■ What is being asked: Each line of the material must be returned exactly.

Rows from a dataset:

* * *

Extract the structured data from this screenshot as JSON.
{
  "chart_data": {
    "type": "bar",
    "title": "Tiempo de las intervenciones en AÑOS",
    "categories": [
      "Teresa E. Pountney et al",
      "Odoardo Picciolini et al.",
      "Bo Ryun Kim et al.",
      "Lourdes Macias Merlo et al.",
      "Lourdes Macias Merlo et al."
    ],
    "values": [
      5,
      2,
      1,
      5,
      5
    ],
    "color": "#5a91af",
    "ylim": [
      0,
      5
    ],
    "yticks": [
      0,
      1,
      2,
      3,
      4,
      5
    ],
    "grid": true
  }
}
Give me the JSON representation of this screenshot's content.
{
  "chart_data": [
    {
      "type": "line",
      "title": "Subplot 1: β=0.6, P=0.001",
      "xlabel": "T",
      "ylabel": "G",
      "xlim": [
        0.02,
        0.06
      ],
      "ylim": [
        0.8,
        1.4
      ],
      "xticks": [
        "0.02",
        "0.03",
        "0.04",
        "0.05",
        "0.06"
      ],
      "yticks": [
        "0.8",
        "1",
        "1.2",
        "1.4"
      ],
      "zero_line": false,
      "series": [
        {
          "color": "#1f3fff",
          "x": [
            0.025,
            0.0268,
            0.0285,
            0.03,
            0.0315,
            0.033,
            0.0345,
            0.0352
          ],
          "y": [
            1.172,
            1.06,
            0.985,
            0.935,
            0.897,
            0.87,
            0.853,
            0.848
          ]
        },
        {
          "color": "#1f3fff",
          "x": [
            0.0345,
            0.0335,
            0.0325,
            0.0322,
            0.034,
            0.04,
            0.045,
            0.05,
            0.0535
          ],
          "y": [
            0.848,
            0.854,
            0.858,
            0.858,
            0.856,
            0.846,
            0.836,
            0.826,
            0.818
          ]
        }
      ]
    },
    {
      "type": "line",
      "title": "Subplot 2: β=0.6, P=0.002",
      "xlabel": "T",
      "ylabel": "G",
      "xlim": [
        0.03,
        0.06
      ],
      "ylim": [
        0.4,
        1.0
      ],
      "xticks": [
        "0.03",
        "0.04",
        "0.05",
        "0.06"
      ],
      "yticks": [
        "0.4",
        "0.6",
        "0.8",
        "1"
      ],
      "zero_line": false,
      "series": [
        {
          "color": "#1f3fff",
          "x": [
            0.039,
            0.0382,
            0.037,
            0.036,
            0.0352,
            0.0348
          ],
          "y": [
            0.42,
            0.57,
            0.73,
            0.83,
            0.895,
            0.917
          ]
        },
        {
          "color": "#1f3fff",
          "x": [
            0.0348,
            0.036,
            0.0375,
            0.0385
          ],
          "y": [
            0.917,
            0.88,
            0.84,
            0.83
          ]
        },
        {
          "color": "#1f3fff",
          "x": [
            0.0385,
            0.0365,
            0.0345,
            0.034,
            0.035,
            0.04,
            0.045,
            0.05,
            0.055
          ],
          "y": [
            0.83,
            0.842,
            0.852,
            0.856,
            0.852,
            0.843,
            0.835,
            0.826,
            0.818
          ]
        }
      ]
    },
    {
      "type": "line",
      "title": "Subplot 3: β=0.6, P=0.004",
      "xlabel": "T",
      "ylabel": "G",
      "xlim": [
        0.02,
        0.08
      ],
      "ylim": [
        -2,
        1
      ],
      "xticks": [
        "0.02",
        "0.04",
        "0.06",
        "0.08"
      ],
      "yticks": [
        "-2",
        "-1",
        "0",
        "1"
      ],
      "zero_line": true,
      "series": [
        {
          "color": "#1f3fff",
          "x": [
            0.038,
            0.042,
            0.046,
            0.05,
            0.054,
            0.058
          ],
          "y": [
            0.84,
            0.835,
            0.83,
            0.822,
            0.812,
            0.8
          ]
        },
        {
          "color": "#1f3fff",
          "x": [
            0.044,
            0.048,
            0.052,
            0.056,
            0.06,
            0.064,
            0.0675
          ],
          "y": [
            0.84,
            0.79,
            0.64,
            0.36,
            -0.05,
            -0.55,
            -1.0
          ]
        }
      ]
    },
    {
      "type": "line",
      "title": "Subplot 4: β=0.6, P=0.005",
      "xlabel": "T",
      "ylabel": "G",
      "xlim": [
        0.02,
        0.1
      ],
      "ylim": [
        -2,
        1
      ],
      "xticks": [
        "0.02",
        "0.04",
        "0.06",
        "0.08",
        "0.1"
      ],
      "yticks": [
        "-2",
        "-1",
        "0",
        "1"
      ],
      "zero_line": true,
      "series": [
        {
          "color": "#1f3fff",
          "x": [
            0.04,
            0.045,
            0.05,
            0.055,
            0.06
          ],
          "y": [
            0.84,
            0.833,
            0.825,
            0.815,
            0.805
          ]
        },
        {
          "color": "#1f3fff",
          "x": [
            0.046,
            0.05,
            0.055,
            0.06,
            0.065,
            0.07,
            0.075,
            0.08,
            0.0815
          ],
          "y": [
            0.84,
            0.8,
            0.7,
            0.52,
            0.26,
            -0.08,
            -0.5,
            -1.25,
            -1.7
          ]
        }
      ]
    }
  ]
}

* * *

■ Exercise solution:
Extract the structured data from this screenshot as JSON.
{
  "chart_data": {
    "type": "bar",
    "title": "Tiempo de las intervenciones en AÑOS",
    "categories": [
      "Teresa E. Pountney et al",
      "Odoardo Picciolini et al.",
      "Bo Ryun Kim et al.",
      "Lourdes Macias Merlo et al.",
      "Lourdes Macias Merlo et al."
    ],
    "values": [
      5,
      2,
      1,
      5,
      5
    ],
    "color": "#5a91af",
    "ylim": [
      0,
      5
    ],
    "yticks": [
      0,
      1,
      2,
      3,
      4,
      5
    ],
    "grid": true
  }
}
Give me the JSON representation of this screenshot's content.
{
  "chart_data": [
    {
      "type": "line",
      "title": "Subplot 1: β=0.6, P=0.001",
      "xlabel": "T",
      "ylabel": "G",
      "xlim": [
        0.02,
        0.06
      ],
      "ylim": [
        0.8,
        1.4
      ],
      "xticks": [
        "0.02",
        "0.03",
        "0.04",
        "0.05",
        "0.06"
      ],
      "yticks": [
        "0.8",
        "1",
        "1.2",
        "1.4"
      ],
      "zero_line": false,
      "series": [
        {
          "color": "#1f3fff",
          "x": [
            0.025,
            0.0268,
            0.0285,
            0.03,
            0.0315,
            0.033,
            0.0345,
            0.0352
          ],
          "y": [
            1.172,
            1.06,
            0.985,
            0.935,
            0.897,
            0.87,
            0.853,
            0.848
          ]
        },
        {
          "color": "#1f3fff",
          "x": [
            0.0345,
            0.0335,
            0.0325,
            0.0322,
            0.034,
            0.04,
            0.045,
            0.05,
            0.0535
          ],
          "y": [
            0.848,
            0.854,
            0.858,
            0.858,
            0.856,
            0.846,
            0.836,
            0.826,
            0.818
          ]
        }
      ]
    },
    {
      "type": "line",
      "title": "Subplot 2: β=0.6, P=0.002",
      "xlabel": "T",
      "ylabel": "G",
      "xlim": [
        0.03,
        0.06
      ],
      "ylim": [
        0.4,
        1.0
      ],
      "xticks": [
        "0.03",
        "0.04",
        "0.05",
        "0.06"
      ],
      "yticks": [
        "0.4",
        "0.6",
        "0.8",
        "1"
      ],
      "zero_line": false,
      "series": [
        {
          "color": "#1f3fff",
          "x": [
            0.039,
            0.0382,
            0.037,
            0.036,
            0.0352,
            0.0348
          ],
          "y": [
            0.42,
            0.57,
            0.73,
            0.83,
            0.895,
            0.917
          ]
        },
        {
          "color": "#1f3fff",
          "x": [
            0.0348,
            0.036,
            0.0375,
            0.0385
          ],
          "y": [
            0.917,
            0.88,
            0.84,
            0.83
          ]
        },
        {
          "color": "#1f3fff",
          "x": [
            0.0385,
            0.0365,
            0.0345,
            0.034,
            0.035,
            0.04,
            0.045,
            0.05,
            0.055
          ],
          "y": [
            0.83,
            0.842,
            0.852,
            0.856,
            0.852,
            0.843,
            0.835,
            0.826,
            0.818
          ]
        }
      ]
    },
    {
      "type": "line",
      "title": "Subplot 3: β=0.6, P=0.004",
      "xlabel": "T",
      "ylabel": "G",
      "xlim": [
        0.02,
        0.08
      ],
      "ylim": [
        -2,
        1
      ],
      "xticks": [
        "0.02",
        "0.04",
        "0.06",
        "0.08"
      ],
      "yticks": [
        "-2",
        "-1",
        "0",
        "1"
      ],
      "zero_line": true,
      "series": [
        {
          "color": "#1f3fff",
          "x": [
            0.038,
            0.042,
            0.046,
            0.05,
            0.054,
            0.058
          ],
          "y": [
            0.84,
            0.835,
            0.83,
            0.822,
            0.812,
            0.8
          ]
        },
        {
          "color": "#1f3fff",
          "x": [
            0.044,
            0.048,
            0.052,
            0.056,
            0.06,
            0.064,
            0.0675
          ],
          "y": [
            0.84,
            0.79,
            0.64,
            0.36,
            -0.05,
            -0.55,
            -1.0
          ]
        }
      ]
    },
    {
      "type": "line",
      "title": "Subplot 4: β=0.6, P=0.005",
      "xlabel": "T",
      "ylabel": "G",
      "xlim": [
        0.02,
        0.1
      ],
      "ylim": [
        -2,
        1
      ],
      "xticks": [
        "0.02",
        "0.04",
        "0.06",
        "0.08",
        "0.1"
      ],
      "yticks": [
        "-2",
        "-1",
        "0",
        "1"
      ],
      "zero_line": true,
      "series": [
        {
          "color": "#1f3fff",
          "x": [
            0.04,
            0.045,
            0.05,
            0.055,
            0.06
          ],
          "y": [
            0.84,
            0.833,
            0.825,
            0.815,
            0.805
          ]
        },
        {
          "color": "#1f3fff",
          "x": [
            0.046,
            0.05,
            0.055,
            0.06,
            0.065,
            0.07,
            0.075,
            0.08,
            0.0815
          ],
          "y": [
            0.84,
            0.8,
            0.7,
            0.52,
            0.26,
            -0.08,
            -0.5,
            -1.25,
            -1.7
          ]
        }
      ]
    }
  ]
}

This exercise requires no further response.